━━ Stored records

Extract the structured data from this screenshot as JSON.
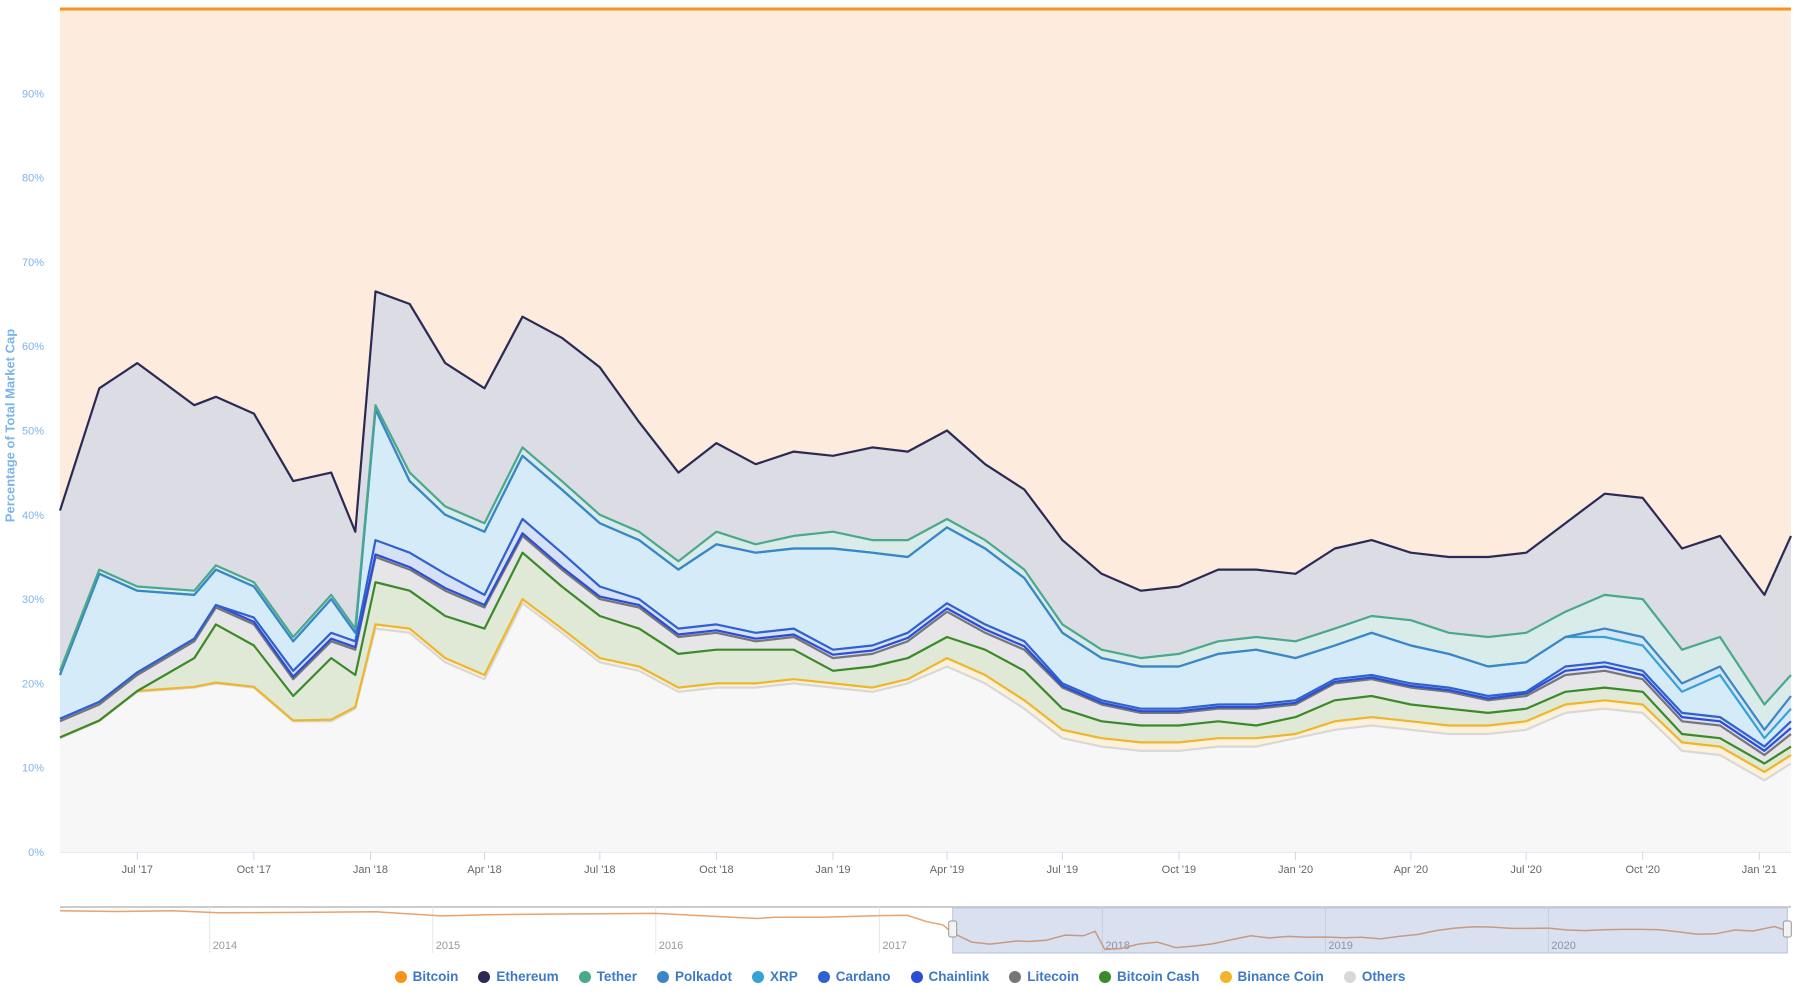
{
  "chart_data": {
    "type": "area",
    "stacking": "percent",
    "title": "",
    "xlabel": "",
    "ylabel": "Percentage of Total Market Cap",
    "ylim": [
      0,
      100
    ],
    "yticks": [
      "0%",
      "10%",
      "20%",
      "30%",
      "40%",
      "50%",
      "60%",
      "70%",
      "80%",
      "90%"
    ],
    "xticks": [
      {
        "date": "2017-07-01",
        "label": "Jul '17"
      },
      {
        "date": "2017-10-01",
        "label": "Oct '17"
      },
      {
        "date": "2018-01-01",
        "label": "Jan '18"
      },
      {
        "date": "2018-04-01",
        "label": "Apr '18"
      },
      {
        "date": "2018-07-01",
        "label": "Jul '18"
      },
      {
        "date": "2018-10-01",
        "label": "Oct '18"
      },
      {
        "date": "2019-01-01",
        "label": "Jan '19"
      },
      {
        "date": "2019-04-01",
        "label": "Apr '19"
      },
      {
        "date": "2019-07-01",
        "label": "Jul '19"
      },
      {
        "date": "2019-10-01",
        "label": "Oct '19"
      },
      {
        "date": "2020-01-01",
        "label": "Jan '20"
      },
      {
        "date": "2020-04-01",
        "label": "Apr '20"
      },
      {
        "date": "2020-07-01",
        "label": "Jul '20"
      },
      {
        "date": "2020-10-01",
        "label": "Oct '20"
      },
      {
        "date": "2021-01-01",
        "label": "Jan '21"
      }
    ],
    "xrange": [
      "2017-05-01",
      "2021-01-26"
    ],
    "legend_position": "bottom-center",
    "grid": true,
    "x": [
      "2017-05-01",
      "2017-06-01",
      "2017-07-01",
      "2017-08-15",
      "2017-09-01",
      "2017-10-01",
      "2017-11-01",
      "2017-12-01",
      "2017-12-20",
      "2018-01-05",
      "2018-02-01",
      "2018-03-01",
      "2018-04-01",
      "2018-05-01",
      "2018-06-01",
      "2018-07-01",
      "2018-08-01",
      "2018-09-01",
      "2018-10-01",
      "2018-11-01",
      "2018-12-01",
      "2019-01-01",
      "2019-02-01",
      "2019-03-01",
      "2019-04-01",
      "2019-05-01",
      "2019-06-01",
      "2019-07-01",
      "2019-08-01",
      "2019-09-01",
      "2019-10-01",
      "2019-11-01",
      "2019-12-01",
      "2020-01-01",
      "2020-02-01",
      "2020-03-01",
      "2020-04-01",
      "2020-05-01",
      "2020-06-01",
      "2020-07-01",
      "2020-08-01",
      "2020-09-01",
      "2020-10-01",
      "2020-11-01",
      "2020-12-01",
      "2021-01-05",
      "2021-01-26"
    ],
    "series": [
      {
        "name": "Bitcoin",
        "color": "#f7931a",
        "fill": "#fdebdd",
        "values": [
          59.5,
          45,
          42,
          47,
          46,
          48,
          56,
          55,
          62,
          33.5,
          35,
          42,
          45,
          36.5,
          39,
          42.5,
          49,
          55,
          51.5,
          54,
          52.5,
          53,
          52,
          52.5,
          50,
          54,
          57,
          63,
          67,
          69,
          68.5,
          66.5,
          66.5,
          67,
          64,
          63,
          64.5,
          65,
          65,
          64.5,
          61,
          57.5,
          58,
          64,
          62.5,
          69.5,
          62.5
        ]
      },
      {
        "name": "Ethereum",
        "color": "#2b2a55",
        "fill": "#dcdce5",
        "values": [
          19,
          21.5,
          26.5,
          22,
          20,
          20,
          18.5,
          14.5,
          11.5,
          13.5,
          20,
          17,
          16,
          15.5,
          17,
          17.5,
          13,
          10.5,
          10.5,
          9.5,
          10,
          9,
          11,
          10.5,
          10.5,
          9,
          9.5,
          10,
          9,
          8,
          8,
          8.5,
          8,
          8,
          9.5,
          9,
          8,
          9,
          9.5,
          9.5,
          10.5,
          12,
          12,
          12,
          12,
          13,
          16.5
        ]
      },
      {
        "name": "Tether",
        "color": "#4aa88c",
        "fill": "#d9ecea",
        "values": [
          0.5,
          0.5,
          0.5,
          0.5,
          0.5,
          0.5,
          0.5,
          0.5,
          0.5,
          0.5,
          1,
          1,
          1,
          1,
          1,
          1,
          1,
          1,
          1.5,
          1,
          1.5,
          2,
          1.5,
          2,
          1,
          1,
          1,
          1,
          1,
          1,
          1.5,
          1.5,
          1.5,
          2,
          2,
          2,
          3,
          2.5,
          3.5,
          3.5,
          3,
          4,
          4.5,
          4,
          3.5,
          3,
          2.5
        ]
      },
      {
        "name": "Polkadot",
        "color": "#3b86c8",
        "fill": "#d5e6f6",
        "values": [
          0,
          0,
          0,
          0,
          0,
          0,
          0,
          0,
          0,
          0,
          0,
          0,
          0,
          0,
          0,
          0,
          0,
          0,
          0,
          0,
          0,
          0,
          0,
          0,
          0,
          0,
          0,
          0,
          0,
          0,
          0,
          0,
          0,
          0,
          0,
          0,
          0,
          0,
          0,
          0,
          0,
          1,
          1,
          1,
          1,
          1,
          1.5
        ]
      },
      {
        "name": "XRP",
        "color": "#36a2d4",
        "fill": "#d6ebf8",
        "values": [
          5.2,
          15.2,
          9.7,
          5.2,
          4.2,
          3.7,
          3.5,
          4,
          1,
          15.5,
          8.5,
          7,
          7.5,
          7.5,
          7.5,
          7.5,
          7,
          7,
          9.5,
          9.5,
          9.5,
          12,
          11,
          9,
          9,
          9,
          7.5,
          6,
          5,
          5,
          5,
          6,
          6.5,
          5,
          4,
          5,
          4.5,
          4,
          3.5,
          3.5,
          3.5,
          3,
          3,
          2.5,
          5,
          1,
          1.5
        ]
      },
      {
        "name": "Cardano",
        "color": "#2f62cf",
        "fill": "#d7e1f5",
        "values": [
          0,
          0,
          0,
          0,
          0,
          0.5,
          0.7,
          0.7,
          0.7,
          1.7,
          1.7,
          1.7,
          1.2,
          1.7,
          1.7,
          1.2,
          0.7,
          0.7,
          0.7,
          0.7,
          0.7,
          0.6,
          0.6,
          0.6,
          0.6,
          0.6,
          0.6,
          0.3,
          0.3,
          0.3,
          0.3,
          0.3,
          0.3,
          0.3,
          0.3,
          0.3,
          0.3,
          0.3,
          0.3,
          0.2,
          0.5,
          0.5,
          0.5,
          0.5,
          0.5,
          0.5,
          0.8
        ]
      },
      {
        "name": "Chainlink",
        "color": "#2a4fd6",
        "fill": "#dcdff5",
        "values": [
          0.3,
          0.3,
          0.3,
          0.3,
          0.3,
          0.3,
          0.3,
          0.3,
          0.3,
          0.3,
          0.3,
          0.3,
          0.3,
          0.3,
          0.3,
          0.3,
          0.3,
          0.3,
          0.3,
          0.3,
          0.3,
          0.4,
          0.4,
          0.4,
          0.4,
          0.4,
          0.4,
          0.2,
          0.2,
          0.2,
          0.2,
          0.2,
          0.2,
          0.2,
          0.2,
          0.2,
          0.2,
          0.2,
          0.2,
          0.3,
          0.5,
          0.5,
          0.5,
          0.5,
          0.5,
          0.5,
          0.7
        ]
      },
      {
        "name": "Litecoin",
        "color": "#767676",
        "fill": "#e6e6e8",
        "values": [
          1.9,
          1.9,
          1.9,
          2,
          2,
          2.5,
          2,
          2,
          3,
          3,
          2.5,
          3,
          2.5,
          2,
          2,
          2,
          2.5,
          2,
          2,
          1,
          1.5,
          1.5,
          1.5,
          2,
          3,
          2,
          2.5,
          2.5,
          2,
          1.5,
          1.5,
          1.5,
          2,
          1.5,
          2,
          2,
          2,
          2,
          1.5,
          1.5,
          2,
          2,
          1.5,
          1.5,
          1.5,
          1,
          1.5
        ]
      },
      {
        "name": "Bitcoin Cash",
        "color": "#3a8a28",
        "fill": "#dfe9d6",
        "values": [
          0,
          0,
          0,
          3.4,
          6.9,
          4.9,
          2.9,
          7.3,
          3.8,
          5,
          4.5,
          5,
          5.5,
          5.5,
          5,
          5,
          4.5,
          4,
          4,
          4,
          3.5,
          1.5,
          2.5,
          2.5,
          2.5,
          3,
          3.5,
          2.5,
          2,
          2,
          2,
          2,
          1.5,
          2,
          2.5,
          2.5,
          2,
          2,
          1.5,
          1.5,
          1.5,
          1.5,
          1.5,
          1,
          1,
          1,
          1
        ]
      },
      {
        "name": "Binance Coin",
        "color": "#f0b52a",
        "fill": "#fbf1dc",
        "values": [
          0.1,
          0.1,
          0.1,
          0.1,
          0.1,
          0.1,
          0.1,
          0.2,
          0.2,
          0.5,
          0.5,
          0.5,
          0.5,
          0.5,
          0.5,
          0.5,
          0.5,
          0.5,
          0.5,
          0.5,
          0.5,
          0.5,
          0.5,
          0.5,
          1,
          1,
          1,
          1,
          1,
          1,
          1,
          1,
          1,
          0.5,
          1,
          1,
          1,
          1,
          1,
          1,
          1,
          1,
          1,
          1,
          1,
          1,
          1
        ]
      },
      {
        "name": "Others",
        "color": "#d8d8d8",
        "fill": "#f7f7f7",
        "values": [
          13.5,
          15.5,
          19,
          19.5,
          20,
          19.5,
          15.5,
          15.5,
          17,
          26.5,
          26,
          22.5,
          20.5,
          29.5,
          26,
          22.5,
          21.5,
          19,
          19.5,
          19.5,
          20,
          19.5,
          19,
          20,
          22,
          20,
          17,
          13.5,
          12.5,
          12,
          12,
          12.5,
          12.5,
          13.5,
          14.5,
          15,
          14.5,
          14,
          14,
          14.5,
          16.5,
          17,
          16.5,
          12,
          11.5,
          8.5,
          10.5
        ]
      }
    ],
    "navigator": {
      "series_name": "Bitcoin",
      "color": "#e8a26a",
      "xrange": [
        "2013-05-01",
        "2021-02-01"
      ],
      "yrange": [
        28,
        100
      ],
      "years": [
        {
          "date": "2014-01-01",
          "label": "2014"
        },
        {
          "date": "2015-01-01",
          "label": "2015"
        },
        {
          "date": "2016-01-01",
          "label": "2016"
        },
        {
          "date": "2017-01-01",
          "label": "2017"
        },
        {
          "date": "2018-01-01",
          "label": "2018"
        },
        {
          "date": "2019-01-01",
          "label": "2019"
        },
        {
          "date": "2020-01-01",
          "label": "2020"
        }
      ],
      "history": [
        [
          "2013-05-01",
          94
        ],
        [
          "2013-08-01",
          93
        ],
        [
          "2013-11-01",
          94
        ],
        [
          "2014-01-15",
          91
        ],
        [
          "2014-06-01",
          91.5
        ],
        [
          "2014-10-01",
          92.5
        ],
        [
          "2015-01-15",
          86
        ],
        [
          "2015-04-01",
          88
        ],
        [
          "2015-08-01",
          89
        ],
        [
          "2016-01-01",
          90
        ],
        [
          "2016-03-01",
          87
        ],
        [
          "2016-06-15",
          82
        ],
        [
          "2016-07-15",
          84
        ],
        [
          "2016-10-01",
          84
        ],
        [
          "2017-01-01",
          86.5
        ],
        [
          "2017-02-15",
          87
        ],
        [
          "2017-03-20",
          77
        ],
        [
          "2017-04-15",
          72
        ]
      ],
      "selected_range": [
        "2017-05-01",
        "2021-01-26"
      ]
    }
  }
}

━━━━

# [Task objective]
For the data above, state only how many lines include the word "fill".

# [Exercise answer]
11